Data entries
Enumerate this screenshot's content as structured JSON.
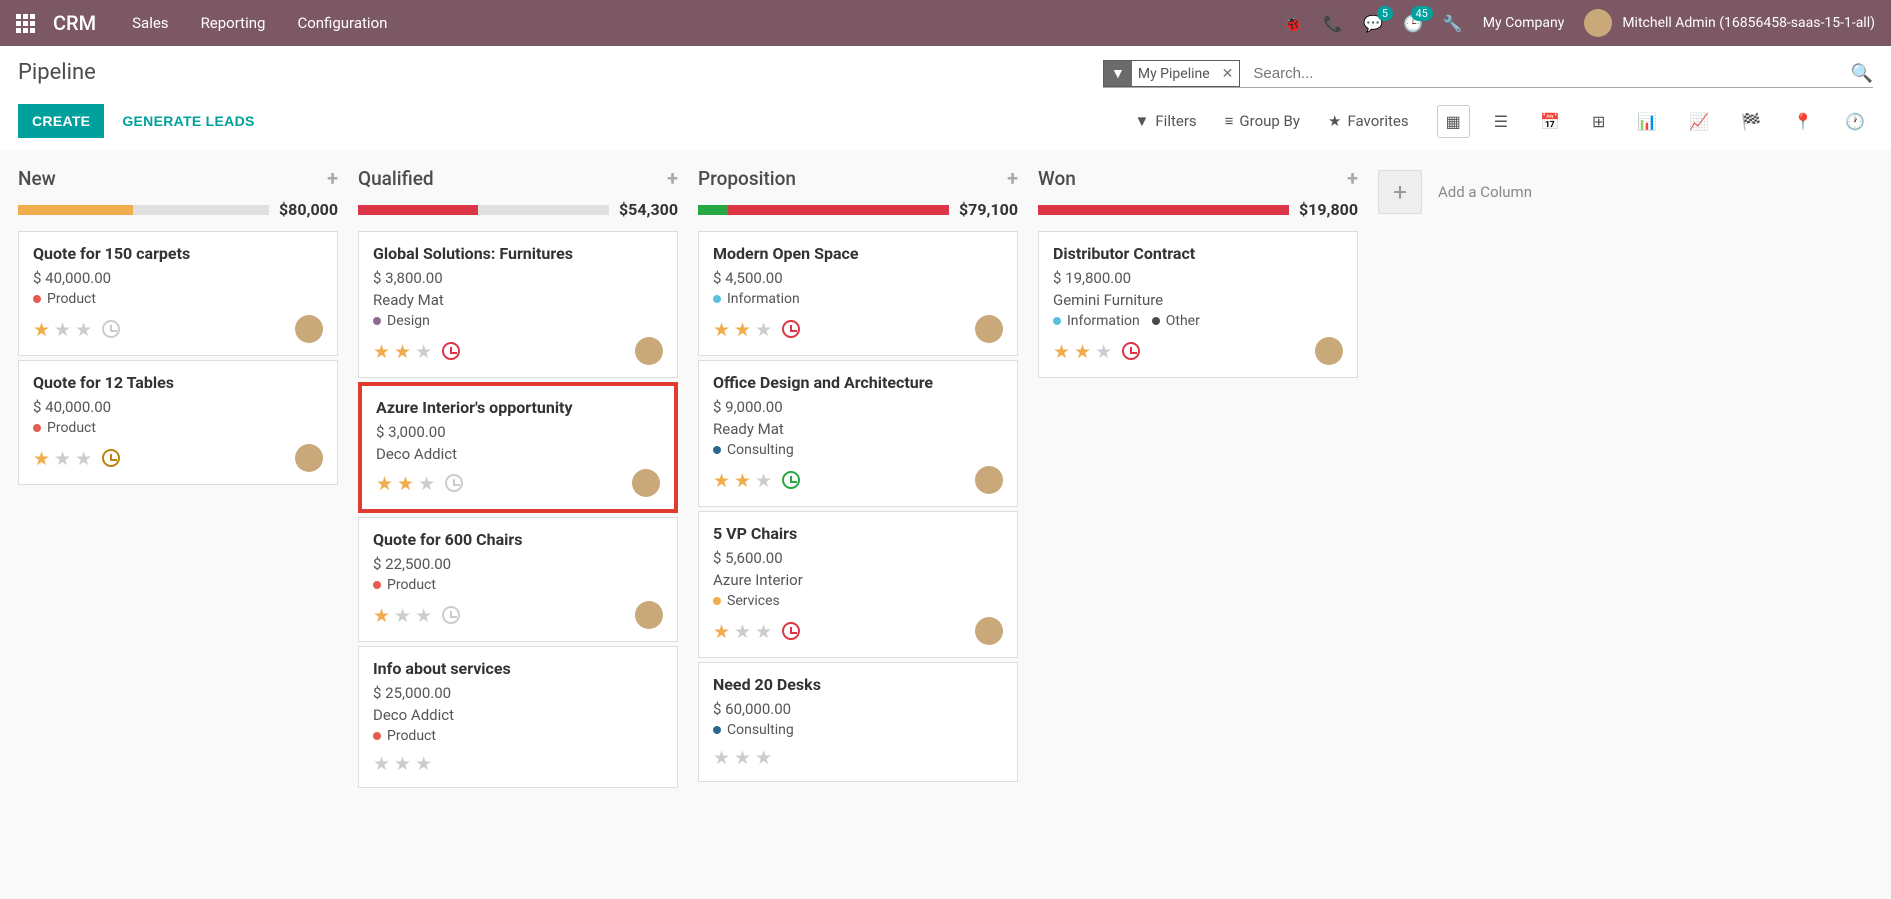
{
  "header": {
    "brand": "CRM",
    "nav": [
      "Sales",
      "Reporting",
      "Configuration"
    ],
    "msg_badge": "5",
    "activity_badge": "45",
    "company": "My Company",
    "user": "Mitchell Admin (16856458-saas-15-1-all)"
  },
  "subhead": {
    "title": "Pipeline",
    "filter_chip": "My Pipeline",
    "search_placeholder": "Search...",
    "create": "CREATE",
    "generate": "GENERATE LEADS",
    "filters": "Filters",
    "groupby": "Group By",
    "favorites": "Favorites"
  },
  "add_column": "Add a Column",
  "columns": [
    {
      "title": "New",
      "total": "$80,000",
      "bars": [
        {
          "color": "#f0ad4e",
          "width": "46%"
        }
      ],
      "cards": [
        {
          "title": "Quote for 150 carpets",
          "amount": "$ 40,000.00",
          "tags": [
            {
              "dot": "#e45b4f",
              "label": "Product"
            }
          ],
          "stars": 1,
          "clock": "gray",
          "avatar": true
        },
        {
          "title": "Quote for 12 Tables",
          "amount": "$ 40,000.00",
          "tags": [
            {
              "dot": "#e45b4f",
              "label": "Product"
            }
          ],
          "stars": 1,
          "clock": "amber",
          "avatar": true
        }
      ]
    },
    {
      "title": "Qualified",
      "total": "$54,300",
      "bars": [
        {
          "color": "#dc3545",
          "width": "48%"
        }
      ],
      "cards": [
        {
          "title": "Global Solutions: Furnitures",
          "amount": "$ 3,800.00",
          "sub": "Ready Mat",
          "tags": [
            {
              "dot": "#8e6b8e",
              "label": "Design"
            }
          ],
          "stars": 2,
          "clock": "red",
          "avatar": true
        },
        {
          "title": "Azure Interior's opportunity",
          "amount": "$ 3,000.00",
          "sub": "Deco Addict",
          "stars": 2,
          "clock": "gray",
          "avatar": true,
          "highlighted": true
        },
        {
          "title": "Quote for 600 Chairs",
          "amount": "$ 22,500.00",
          "tags": [
            {
              "dot": "#e45b4f",
              "label": "Product"
            }
          ],
          "stars": 1,
          "clock": "gray",
          "avatar": true
        },
        {
          "title": "Info about services",
          "amount": "$ 25,000.00",
          "sub": "Deco Addict",
          "tags": [
            {
              "dot": "#e45b4f",
              "label": "Product"
            }
          ],
          "stars": 0
        }
      ]
    },
    {
      "title": "Proposition",
      "total": "$79,100",
      "bars": [
        {
          "color": "#28a745",
          "width": "12%"
        },
        {
          "color": "#dc3545",
          "width": "88%"
        }
      ],
      "cards": [
        {
          "title": "Modern Open Space",
          "amount": "$ 4,500.00",
          "tags": [
            {
              "dot": "#5bc0de",
              "label": "Information"
            }
          ],
          "stars": 2,
          "clock": "red",
          "avatar": true
        },
        {
          "title": "Office Design and Architecture",
          "amount": "$ 9,000.00",
          "sub": "Ready Mat",
          "tags": [
            {
              "dot": "#2b6a8e",
              "label": "Consulting"
            }
          ],
          "stars": 2,
          "clock": "green",
          "avatar": true
        },
        {
          "title": "5 VP Chairs",
          "amount": "$ 5,600.00",
          "sub": "Azure Interior",
          "tags": [
            {
              "dot": "#f0ad4e",
              "label": "Services"
            }
          ],
          "stars": 1,
          "clock": "red",
          "avatar": true
        },
        {
          "title": "Need 20 Desks",
          "amount": "$ 60,000.00",
          "tags": [
            {
              "dot": "#2b6a8e",
              "label": "Consulting"
            }
          ],
          "stars": 0
        }
      ]
    },
    {
      "title": "Won",
      "total": "$19,800",
      "bars": [
        {
          "color": "#dc3545",
          "width": "100%"
        }
      ],
      "cards": [
        {
          "title": "Distributor Contract",
          "amount": "$ 19,800.00",
          "sub": "Gemini Furniture",
          "tags": [
            {
              "dot": "#5bc0de",
              "label": "Information"
            },
            {
              "dot": "#4a4a4a",
              "label": "Other"
            }
          ],
          "stars": 2,
          "clock": "red",
          "avatar": true
        }
      ]
    }
  ]
}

* _INSTRUCTIONS FOR THE TASK_: Using the listing above, return all lines where the word "amount" occurs.

* _TASK RESPONSE_:
          "amount": "$ 40,000.00",
          "amount": "$ 40,000.00",
          "amount": "$ 3,800.00",
          "amount": "$ 3,000.00",
          "amount": "$ 22,500.00",
          "amount": "$ 25,000.00",
          "amount": "$ 4,500.00",
          "amount": "$ 9,000.00",
          "amount": "$ 5,600.00",
          "amount": "$ 60,000.00",
          "amount": "$ 19,800.00",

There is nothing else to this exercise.